Material:

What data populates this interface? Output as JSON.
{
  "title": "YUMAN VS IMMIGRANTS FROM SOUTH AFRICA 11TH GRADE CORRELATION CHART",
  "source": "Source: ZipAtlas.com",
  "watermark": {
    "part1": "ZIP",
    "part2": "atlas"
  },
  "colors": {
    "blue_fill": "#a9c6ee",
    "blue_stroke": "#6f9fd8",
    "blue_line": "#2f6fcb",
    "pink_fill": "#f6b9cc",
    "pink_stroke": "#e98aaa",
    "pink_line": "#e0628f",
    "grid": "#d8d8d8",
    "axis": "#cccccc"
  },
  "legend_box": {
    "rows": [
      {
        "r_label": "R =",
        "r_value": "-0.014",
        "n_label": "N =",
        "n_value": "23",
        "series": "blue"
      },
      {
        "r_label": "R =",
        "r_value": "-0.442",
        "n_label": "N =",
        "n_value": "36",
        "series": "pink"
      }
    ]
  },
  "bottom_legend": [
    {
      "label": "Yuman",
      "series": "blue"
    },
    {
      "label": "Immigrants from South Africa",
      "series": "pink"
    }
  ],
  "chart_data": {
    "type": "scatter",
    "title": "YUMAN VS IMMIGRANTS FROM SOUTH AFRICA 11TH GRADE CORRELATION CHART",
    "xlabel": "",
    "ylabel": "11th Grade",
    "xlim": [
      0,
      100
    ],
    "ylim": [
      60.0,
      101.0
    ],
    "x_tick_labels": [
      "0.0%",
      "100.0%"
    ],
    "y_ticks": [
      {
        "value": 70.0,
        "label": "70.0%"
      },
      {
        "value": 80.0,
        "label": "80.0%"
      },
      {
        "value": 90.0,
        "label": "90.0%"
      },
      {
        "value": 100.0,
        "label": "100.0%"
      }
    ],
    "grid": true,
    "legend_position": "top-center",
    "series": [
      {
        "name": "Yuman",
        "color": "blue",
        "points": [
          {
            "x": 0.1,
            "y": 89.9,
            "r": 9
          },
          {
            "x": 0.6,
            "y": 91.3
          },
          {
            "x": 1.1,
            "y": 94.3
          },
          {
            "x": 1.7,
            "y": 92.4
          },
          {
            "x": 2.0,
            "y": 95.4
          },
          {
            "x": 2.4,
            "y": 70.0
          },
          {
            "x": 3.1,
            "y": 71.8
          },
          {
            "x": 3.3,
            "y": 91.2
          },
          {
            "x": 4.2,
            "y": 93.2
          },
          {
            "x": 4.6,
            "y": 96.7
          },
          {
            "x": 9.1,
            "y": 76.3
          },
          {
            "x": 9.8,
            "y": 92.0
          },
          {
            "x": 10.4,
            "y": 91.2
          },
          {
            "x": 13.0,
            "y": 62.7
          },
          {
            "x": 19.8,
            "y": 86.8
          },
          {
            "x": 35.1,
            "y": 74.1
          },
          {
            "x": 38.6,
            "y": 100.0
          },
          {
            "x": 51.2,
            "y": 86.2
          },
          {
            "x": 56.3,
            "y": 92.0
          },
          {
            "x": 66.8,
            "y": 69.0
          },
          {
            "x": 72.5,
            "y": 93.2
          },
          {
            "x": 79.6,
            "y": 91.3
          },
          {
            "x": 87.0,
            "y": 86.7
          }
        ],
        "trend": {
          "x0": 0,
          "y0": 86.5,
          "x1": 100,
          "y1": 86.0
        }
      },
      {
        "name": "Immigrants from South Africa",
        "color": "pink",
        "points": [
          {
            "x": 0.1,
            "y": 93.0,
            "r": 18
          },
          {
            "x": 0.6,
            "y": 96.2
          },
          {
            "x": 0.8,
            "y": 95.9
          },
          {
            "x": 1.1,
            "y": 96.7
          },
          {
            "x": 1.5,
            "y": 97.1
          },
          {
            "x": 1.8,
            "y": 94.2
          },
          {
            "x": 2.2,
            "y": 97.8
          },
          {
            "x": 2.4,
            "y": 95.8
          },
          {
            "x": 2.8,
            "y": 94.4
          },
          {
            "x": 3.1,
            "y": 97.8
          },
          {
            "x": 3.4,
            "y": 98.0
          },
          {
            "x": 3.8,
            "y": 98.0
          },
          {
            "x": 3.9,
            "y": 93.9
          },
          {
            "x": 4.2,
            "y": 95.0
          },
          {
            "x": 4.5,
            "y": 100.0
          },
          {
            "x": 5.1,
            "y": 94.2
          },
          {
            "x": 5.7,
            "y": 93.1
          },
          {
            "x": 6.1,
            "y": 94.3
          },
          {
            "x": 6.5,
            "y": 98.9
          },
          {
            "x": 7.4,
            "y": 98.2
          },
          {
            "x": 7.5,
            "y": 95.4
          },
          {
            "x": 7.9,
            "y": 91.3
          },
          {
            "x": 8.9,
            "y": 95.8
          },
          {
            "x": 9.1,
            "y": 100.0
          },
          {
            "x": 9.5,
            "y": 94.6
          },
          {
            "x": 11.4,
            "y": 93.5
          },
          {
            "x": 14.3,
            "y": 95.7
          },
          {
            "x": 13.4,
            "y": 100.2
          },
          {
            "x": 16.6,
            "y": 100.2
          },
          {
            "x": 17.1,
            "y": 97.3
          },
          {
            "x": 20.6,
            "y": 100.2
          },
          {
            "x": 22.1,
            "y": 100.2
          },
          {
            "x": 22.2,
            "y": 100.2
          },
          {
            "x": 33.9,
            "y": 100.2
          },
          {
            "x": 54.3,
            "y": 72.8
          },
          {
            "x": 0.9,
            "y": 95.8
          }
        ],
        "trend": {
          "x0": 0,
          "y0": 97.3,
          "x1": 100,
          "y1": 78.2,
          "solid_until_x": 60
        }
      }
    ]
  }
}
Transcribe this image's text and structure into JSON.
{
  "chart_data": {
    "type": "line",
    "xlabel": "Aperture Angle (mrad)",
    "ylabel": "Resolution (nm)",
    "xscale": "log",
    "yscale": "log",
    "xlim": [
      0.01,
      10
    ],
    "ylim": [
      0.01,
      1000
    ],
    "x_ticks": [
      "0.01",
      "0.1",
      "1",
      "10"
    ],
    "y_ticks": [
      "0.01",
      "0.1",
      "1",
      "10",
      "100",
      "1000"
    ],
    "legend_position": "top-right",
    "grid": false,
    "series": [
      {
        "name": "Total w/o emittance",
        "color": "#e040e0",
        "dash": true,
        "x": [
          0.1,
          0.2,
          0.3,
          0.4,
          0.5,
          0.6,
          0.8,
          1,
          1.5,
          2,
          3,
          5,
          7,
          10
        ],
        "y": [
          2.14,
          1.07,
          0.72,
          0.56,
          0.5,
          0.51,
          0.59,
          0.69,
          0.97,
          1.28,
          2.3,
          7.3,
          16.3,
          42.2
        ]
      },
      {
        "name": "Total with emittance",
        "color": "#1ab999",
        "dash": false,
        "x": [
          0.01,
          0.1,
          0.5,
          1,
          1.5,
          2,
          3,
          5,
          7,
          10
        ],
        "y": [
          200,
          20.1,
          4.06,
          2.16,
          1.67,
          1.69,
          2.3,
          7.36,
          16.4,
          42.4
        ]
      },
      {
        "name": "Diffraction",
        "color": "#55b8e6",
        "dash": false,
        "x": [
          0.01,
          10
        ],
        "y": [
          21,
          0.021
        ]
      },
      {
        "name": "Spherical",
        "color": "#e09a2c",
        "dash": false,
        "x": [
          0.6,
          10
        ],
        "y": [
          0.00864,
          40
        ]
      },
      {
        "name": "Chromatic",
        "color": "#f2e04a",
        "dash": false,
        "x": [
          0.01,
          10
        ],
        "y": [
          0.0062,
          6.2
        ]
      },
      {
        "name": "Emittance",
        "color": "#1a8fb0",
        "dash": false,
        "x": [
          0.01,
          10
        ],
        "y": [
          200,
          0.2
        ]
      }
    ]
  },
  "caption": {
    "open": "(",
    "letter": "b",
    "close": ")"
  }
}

Set task: All of the entries must be written out exactly as they stand.

Output of the task:
What data populates this interface? Output as JSON.
{
  "title": "YUMAN VS IMMIGRANTS FROM SOUTH AFRICA 11TH GRADE CORRELATION CHART",
  "source": "Source: ZipAtlas.com",
  "watermark": {
    "part1": "ZIP",
    "part2": "atlas"
  },
  "colors": {
    "blue_fill": "#a9c6ee",
    "blue_stroke": "#6f9fd8",
    "blue_line": "#2f6fcb",
    "pink_fill": "#f6b9cc",
    "pink_stroke": "#e98aaa",
    "pink_line": "#e0628f",
    "grid": "#d8d8d8",
    "axis": "#cccccc"
  },
  "legend_box": {
    "rows": [
      {
        "r_label": "R =",
        "r_value": "-0.014",
        "n_label": "N =",
        "n_value": "23",
        "series": "blue"
      },
      {
        "r_label": "R =",
        "r_value": "-0.442",
        "n_label": "N =",
        "n_value": "36",
        "series": "pink"
      }
    ]
  },
  "bottom_legend": [
    {
      "label": "Yuman",
      "series": "blue"
    },
    {
      "label": "Immigrants from South Africa",
      "series": "pink"
    }
  ],
  "chart_data": {
    "type": "scatter",
    "title": "YUMAN VS IMMIGRANTS FROM SOUTH AFRICA 11TH GRADE CORRELATION CHART",
    "xlabel": "",
    "ylabel": "11th Grade",
    "xlim": [
      0,
      100
    ],
    "ylim": [
      60.0,
      101.0
    ],
    "x_tick_labels": [
      "0.0%",
      "100.0%"
    ],
    "y_ticks": [
      {
        "value": 70.0,
        "label": "70.0%"
      },
      {
        "value": 80.0,
        "label": "80.0%"
      },
      {
        "value": 90.0,
        "label": "90.0%"
      },
      {
        "value": 100.0,
        "label": "100.0%"
      }
    ],
    "grid": true,
    "legend_position": "top-center",
    "series": [
      {
        "name": "Yuman",
        "color": "blue",
        "points": [
          {
            "x": 0.1,
            "y": 89.9,
            "r": 9
          },
          {
            "x": 0.6,
            "y": 91.3
          },
          {
            "x": 1.1,
            "y": 94.3
          },
          {
            "x": 1.7,
            "y": 92.4
          },
          {
            "x": 2.0,
            "y": 95.4
          },
          {
            "x": 2.4,
            "y": 70.0
          },
          {
            "x": 3.1,
            "y": 71.8
          },
          {
            "x": 3.3,
            "y": 91.2
          },
          {
            "x": 4.2,
            "y": 93.2
          },
          {
            "x": 4.6,
            "y": 96.7
          },
          {
            "x": 9.1,
            "y": 76.3
          },
          {
            "x": 9.8,
            "y": 92.0
          },
          {
            "x": 10.4,
            "y": 91.2
          },
          {
            "x": 13.0,
            "y": 62.7
          },
          {
            "x": 19.8,
            "y": 86.8
          },
          {
            "x": 35.1,
            "y": 74.1
          },
          {
            "x": 38.6,
            "y": 100.0
          },
          {
            "x": 51.2,
            "y": 86.2
          },
          {
            "x": 56.3,
            "y": 92.0
          },
          {
            "x": 66.8,
            "y": 69.0
          },
          {
            "x": 72.5,
            "y": 93.2
          },
          {
            "x": 79.6,
            "y": 91.3
          },
          {
            "x": 87.0,
            "y": 86.7
          }
        ],
        "trend": {
          "x0": 0,
          "y0": 86.5,
          "x1": 100,
          "y1": 86.0
        }
      },
      {
        "name": "Immigrants from South Africa",
        "color": "pink",
        "points": [
          {
            "x": 0.1,
            "y": 93.0,
            "r": 18
          },
          {
            "x": 0.6,
            "y": 96.2
          },
          {
            "x": 0.8,
            "y": 95.9
          },
          {
            "x": 1.1,
            "y": 96.7
          },
          {
            "x": 1.5,
            "y": 97.1
          },
          {
            "x": 1.8,
            "y": 94.2
          },
          {
            "x": 2.2,
            "y": 97.8
          },
          {
            "x": 2.4,
            "y": 95.8
          },
          {
            "x": 2.8,
            "y": 94.4
          },
          {
            "x": 3.1,
            "y": 97.8
          },
          {
            "x": 3.4,
            "y": 98.0
          },
          {
            "x": 3.8,
            "y": 98.0
          },
          {
            "x": 3.9,
            "y": 93.9
          },
          {
            "x": 4.2,
            "y": 95.0
          },
          {
            "x": 4.5,
            "y": 100.0
          },
          {
            "x": 5.1,
            "y": 94.2
          },
          {
            "x": 5.7,
            "y": 93.1
          },
          {
            "x": 6.1,
            "y": 94.3
          },
          {
            "x": 6.5,
            "y": 98.9
          },
          {
            "x": 7.4,
            "y": 98.2
          },
          {
            "x": 7.5,
            "y": 95.4
          },
          {
            "x": 7.9,
            "y": 91.3
          },
          {
            "x": 8.9,
            "y": 95.8
          },
          {
            "x": 9.1,
            "y": 100.0
          },
          {
            "x": 9.5,
            "y": 94.6
          },
          {
            "x": 11.4,
            "y": 93.5
          },
          {
            "x": 14.3,
            "y": 95.7
          },
          {
            "x": 13.4,
            "y": 100.2
          },
          {
            "x": 16.6,
            "y": 100.2
          },
          {
            "x": 17.1,
            "y": 97.3
          },
          {
            "x": 20.6,
            "y": 100.2
          },
          {
            "x": 22.1,
            "y": 100.2
          },
          {
            "x": 22.2,
            "y": 100.2
          },
          {
            "x": 33.9,
            "y": 100.2
          },
          {
            "x": 54.3,
            "y": 72.8
          },
          {
            "x": 0.9,
            "y": 95.8
          }
        ],
        "trend": {
          "x0": 0,
          "y0": 97.3,
          "x1": 100,
          "y1": 78.2,
          "solid_until_x": 60
        }
      }
    ]
  }
}
Transcribe this image's text and structure into JSON.
{
  "chart_data": {
    "type": "line",
    "xlabel": "Aperture Angle (mrad)",
    "ylabel": "Resolution (nm)",
    "xscale": "log",
    "yscale": "log",
    "xlim": [
      0.01,
      10
    ],
    "ylim": [
      0.01,
      1000
    ],
    "x_ticks": [
      "0.01",
      "0.1",
      "1",
      "10"
    ],
    "y_ticks": [
      "0.01",
      "0.1",
      "1",
      "10",
      "100",
      "1000"
    ],
    "legend_position": "top-right",
    "grid": false,
    "series": [
      {
        "name": "Total w/o emittance",
        "color": "#e040e0",
        "dash": true,
        "x": [
          0.1,
          0.2,
          0.3,
          0.4,
          0.5,
          0.6,
          0.8,
          1,
          1.5,
          2,
          3,
          5,
          7,
          10
        ],
        "y": [
          2.14,
          1.07,
          0.72,
          0.56,
          0.5,
          0.51,
          0.59,
          0.69,
          0.97,
          1.28,
          2.3,
          7.3,
          16.3,
          42.2
        ]
      },
      {
        "name": "Total with emittance",
        "color": "#1ab999",
        "dash": false,
        "x": [
          0.01,
          0.1,
          0.5,
          1,
          1.5,
          2,
          3,
          5,
          7,
          10
        ],
        "y": [
          200,
          20.1,
          4.06,
          2.16,
          1.67,
          1.69,
          2.3,
          7.36,
          16.4,
          42.4
        ]
      },
      {
        "name": "Diffraction",
        "color": "#55b8e6",
        "dash": false,
        "x": [
          0.01,
          10
        ],
        "y": [
          21,
          0.021
        ]
      },
      {
        "name": "Spherical",
        "color": "#e09a2c",
        "dash": false,
        "x": [
          0.6,
          10
        ],
        "y": [
          0.00864,
          40
        ]
      },
      {
        "name": "Chromatic",
        "color": "#f2e04a",
        "dash": false,
        "x": [
          0.01,
          10
        ],
        "y": [
          0.0062,
          6.2
        ]
      },
      {
        "name": "Emittance",
        "color": "#1a8fb0",
        "dash": false,
        "x": [
          0.01,
          10
        ],
        "y": [
          200,
          0.2
        ]
      }
    ]
  },
  "caption": {
    "open": "(",
    "letter": "b",
    "close": ")"
  }
}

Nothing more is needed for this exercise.